• **EXERCISE DIRECTIONS**
The records underneath are to be repeated exactly, with the pictures left out.

Records about charts and figures:
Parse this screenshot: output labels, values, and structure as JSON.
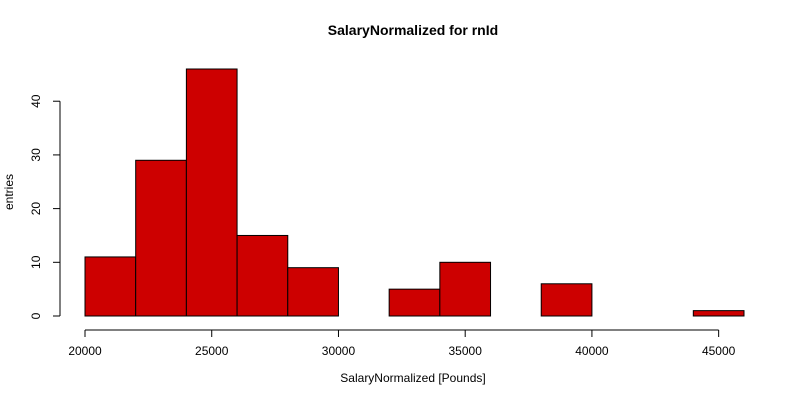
{
  "chart_data": {
    "type": "bar",
    "title": "SalaryNormalized for rnId",
    "xlabel": "SalaryNormalized [Pounds]",
    "ylabel": "entries",
    "bin_edges": [
      20000,
      22000,
      24000,
      26000,
      28000,
      30000,
      32000,
      34000,
      36000,
      38000,
      40000,
      42000,
      44000,
      46000
    ],
    "values": [
      11,
      29,
      46,
      15,
      9,
      0,
      5,
      10,
      0,
      6,
      0,
      0,
      1
    ],
    "xlim": [
      20000,
      46000
    ],
    "ylim": [
      0,
      46
    ],
    "x_ticks": [
      20000,
      25000,
      30000,
      35000,
      40000,
      45000
    ],
    "y_ticks": [
      0,
      10,
      20,
      30,
      40
    ],
    "bar_color": "#CD0000",
    "grid": false
  }
}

• **THE COMPLETED TASK**
Parse this screenshot: output labels, values, and structure as JSON.
{
  "chart_data": {
    "type": "bar",
    "title": "SalaryNormalized for rnId",
    "xlabel": "SalaryNormalized [Pounds]",
    "ylabel": "entries",
    "bin_edges": [
      20000,
      22000,
      24000,
      26000,
      28000,
      30000,
      32000,
      34000,
      36000,
      38000,
      40000,
      42000,
      44000,
      46000
    ],
    "values": [
      11,
      29,
      46,
      15,
      9,
      0,
      5,
      10,
      0,
      6,
      0,
      0,
      1
    ],
    "xlim": [
      20000,
      46000
    ],
    "ylim": [
      0,
      46
    ],
    "x_ticks": [
      20000,
      25000,
      30000,
      35000,
      40000,
      45000
    ],
    "y_ticks": [
      0,
      10,
      20,
      30,
      40
    ],
    "bar_color": "#CD0000",
    "grid": false
  }
}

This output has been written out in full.